# [DATA SECTION]
===============
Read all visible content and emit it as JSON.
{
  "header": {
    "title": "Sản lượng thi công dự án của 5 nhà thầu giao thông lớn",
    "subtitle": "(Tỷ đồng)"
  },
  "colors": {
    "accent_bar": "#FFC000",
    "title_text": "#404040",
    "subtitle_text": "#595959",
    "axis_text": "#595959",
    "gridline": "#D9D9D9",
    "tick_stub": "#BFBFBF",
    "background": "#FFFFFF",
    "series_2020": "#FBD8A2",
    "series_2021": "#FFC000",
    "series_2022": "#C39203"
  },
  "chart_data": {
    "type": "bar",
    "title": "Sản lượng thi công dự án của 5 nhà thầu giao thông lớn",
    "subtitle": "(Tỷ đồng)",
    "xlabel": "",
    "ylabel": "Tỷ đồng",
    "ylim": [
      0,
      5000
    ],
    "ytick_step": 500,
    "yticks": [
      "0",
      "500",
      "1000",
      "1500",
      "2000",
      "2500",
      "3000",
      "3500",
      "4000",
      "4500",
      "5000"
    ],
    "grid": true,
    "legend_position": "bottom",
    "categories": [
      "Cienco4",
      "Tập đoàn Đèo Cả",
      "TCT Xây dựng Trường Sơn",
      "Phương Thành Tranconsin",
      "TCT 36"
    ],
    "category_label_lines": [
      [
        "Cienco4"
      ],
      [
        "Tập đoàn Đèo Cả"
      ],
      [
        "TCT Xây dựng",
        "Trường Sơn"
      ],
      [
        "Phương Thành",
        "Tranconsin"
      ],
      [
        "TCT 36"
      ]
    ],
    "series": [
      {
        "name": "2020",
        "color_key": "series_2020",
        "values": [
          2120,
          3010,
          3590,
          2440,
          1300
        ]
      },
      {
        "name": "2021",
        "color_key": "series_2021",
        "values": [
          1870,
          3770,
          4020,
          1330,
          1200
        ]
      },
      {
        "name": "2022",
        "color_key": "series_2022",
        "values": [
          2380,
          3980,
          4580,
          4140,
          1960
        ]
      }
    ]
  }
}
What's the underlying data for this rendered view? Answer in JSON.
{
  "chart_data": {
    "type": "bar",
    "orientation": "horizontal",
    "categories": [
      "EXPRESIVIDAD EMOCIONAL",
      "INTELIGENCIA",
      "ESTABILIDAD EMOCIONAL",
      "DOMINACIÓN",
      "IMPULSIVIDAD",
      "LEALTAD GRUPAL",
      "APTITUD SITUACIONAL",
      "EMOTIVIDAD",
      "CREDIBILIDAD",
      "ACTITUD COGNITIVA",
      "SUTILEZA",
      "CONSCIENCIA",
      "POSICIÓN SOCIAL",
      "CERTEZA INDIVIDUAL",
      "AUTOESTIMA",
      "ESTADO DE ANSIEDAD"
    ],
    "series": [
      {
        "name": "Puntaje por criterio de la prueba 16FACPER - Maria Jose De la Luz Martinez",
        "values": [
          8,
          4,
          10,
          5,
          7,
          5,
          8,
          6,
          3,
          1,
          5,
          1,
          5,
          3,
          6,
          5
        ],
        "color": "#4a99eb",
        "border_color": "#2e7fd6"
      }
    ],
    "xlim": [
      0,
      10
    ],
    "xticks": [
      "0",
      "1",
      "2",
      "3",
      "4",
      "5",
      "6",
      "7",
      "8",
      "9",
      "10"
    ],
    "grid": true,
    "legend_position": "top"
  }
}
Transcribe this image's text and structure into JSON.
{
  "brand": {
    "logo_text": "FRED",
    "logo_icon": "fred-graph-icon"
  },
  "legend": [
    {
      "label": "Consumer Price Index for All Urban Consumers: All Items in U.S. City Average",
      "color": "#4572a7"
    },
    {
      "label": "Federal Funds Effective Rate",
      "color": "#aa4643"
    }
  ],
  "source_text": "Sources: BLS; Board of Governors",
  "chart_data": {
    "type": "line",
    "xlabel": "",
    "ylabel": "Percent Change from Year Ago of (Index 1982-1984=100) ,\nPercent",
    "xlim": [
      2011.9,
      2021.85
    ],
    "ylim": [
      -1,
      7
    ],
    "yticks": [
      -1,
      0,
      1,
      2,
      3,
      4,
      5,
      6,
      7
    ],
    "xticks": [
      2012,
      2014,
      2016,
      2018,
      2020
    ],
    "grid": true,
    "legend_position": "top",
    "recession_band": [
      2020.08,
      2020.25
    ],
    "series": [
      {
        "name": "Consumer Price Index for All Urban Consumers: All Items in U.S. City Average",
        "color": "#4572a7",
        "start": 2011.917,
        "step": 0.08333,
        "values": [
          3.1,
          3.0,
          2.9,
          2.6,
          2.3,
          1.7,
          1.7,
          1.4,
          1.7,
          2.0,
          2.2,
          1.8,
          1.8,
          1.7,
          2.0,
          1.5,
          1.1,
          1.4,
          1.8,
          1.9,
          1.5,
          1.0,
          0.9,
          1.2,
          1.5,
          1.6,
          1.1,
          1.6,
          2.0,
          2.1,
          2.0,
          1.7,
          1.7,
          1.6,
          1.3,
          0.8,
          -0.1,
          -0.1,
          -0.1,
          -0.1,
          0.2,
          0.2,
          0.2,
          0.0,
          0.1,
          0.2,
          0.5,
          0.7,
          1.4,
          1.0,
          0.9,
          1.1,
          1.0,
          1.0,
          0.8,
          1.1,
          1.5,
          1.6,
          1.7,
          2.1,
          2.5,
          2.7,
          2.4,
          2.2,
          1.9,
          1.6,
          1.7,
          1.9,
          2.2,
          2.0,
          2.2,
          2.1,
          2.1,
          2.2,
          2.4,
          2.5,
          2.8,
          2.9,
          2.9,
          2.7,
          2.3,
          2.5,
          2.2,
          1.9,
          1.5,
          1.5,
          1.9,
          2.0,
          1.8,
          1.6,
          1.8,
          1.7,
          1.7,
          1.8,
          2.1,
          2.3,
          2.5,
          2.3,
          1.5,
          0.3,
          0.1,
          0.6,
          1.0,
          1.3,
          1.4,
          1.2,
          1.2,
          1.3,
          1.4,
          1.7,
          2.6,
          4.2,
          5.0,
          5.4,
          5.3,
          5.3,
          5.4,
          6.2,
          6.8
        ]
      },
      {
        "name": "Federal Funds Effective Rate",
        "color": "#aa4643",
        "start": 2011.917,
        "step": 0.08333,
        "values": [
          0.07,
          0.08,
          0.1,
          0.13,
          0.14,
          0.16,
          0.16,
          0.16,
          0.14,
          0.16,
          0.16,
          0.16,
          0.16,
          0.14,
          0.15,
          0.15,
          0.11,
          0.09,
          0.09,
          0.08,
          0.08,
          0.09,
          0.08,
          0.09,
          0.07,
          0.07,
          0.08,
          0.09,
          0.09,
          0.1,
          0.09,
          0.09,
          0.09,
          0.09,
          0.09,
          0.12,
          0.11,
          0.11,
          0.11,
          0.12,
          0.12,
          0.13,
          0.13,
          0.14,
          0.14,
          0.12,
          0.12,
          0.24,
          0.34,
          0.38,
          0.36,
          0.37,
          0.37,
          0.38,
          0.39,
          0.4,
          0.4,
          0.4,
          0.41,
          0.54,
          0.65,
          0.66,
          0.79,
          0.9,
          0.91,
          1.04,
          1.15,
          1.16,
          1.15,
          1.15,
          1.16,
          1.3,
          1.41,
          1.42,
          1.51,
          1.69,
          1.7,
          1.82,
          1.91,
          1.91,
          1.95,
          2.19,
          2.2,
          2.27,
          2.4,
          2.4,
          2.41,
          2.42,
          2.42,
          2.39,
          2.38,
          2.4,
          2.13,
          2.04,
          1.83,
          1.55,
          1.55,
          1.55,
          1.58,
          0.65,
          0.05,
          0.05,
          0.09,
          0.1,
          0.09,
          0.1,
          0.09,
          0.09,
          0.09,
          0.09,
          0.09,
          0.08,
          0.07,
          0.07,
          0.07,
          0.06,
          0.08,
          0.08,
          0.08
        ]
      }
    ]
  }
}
===============
# [INSTRUCTIONS TO FOLLOW]
Lines holding the word "Phương" in the entries above are the ones to pull out. Copy them all.

# [OUTPUT OF THE TASK]
      "Phương Thành Tranconsin",
        "Phương Thành",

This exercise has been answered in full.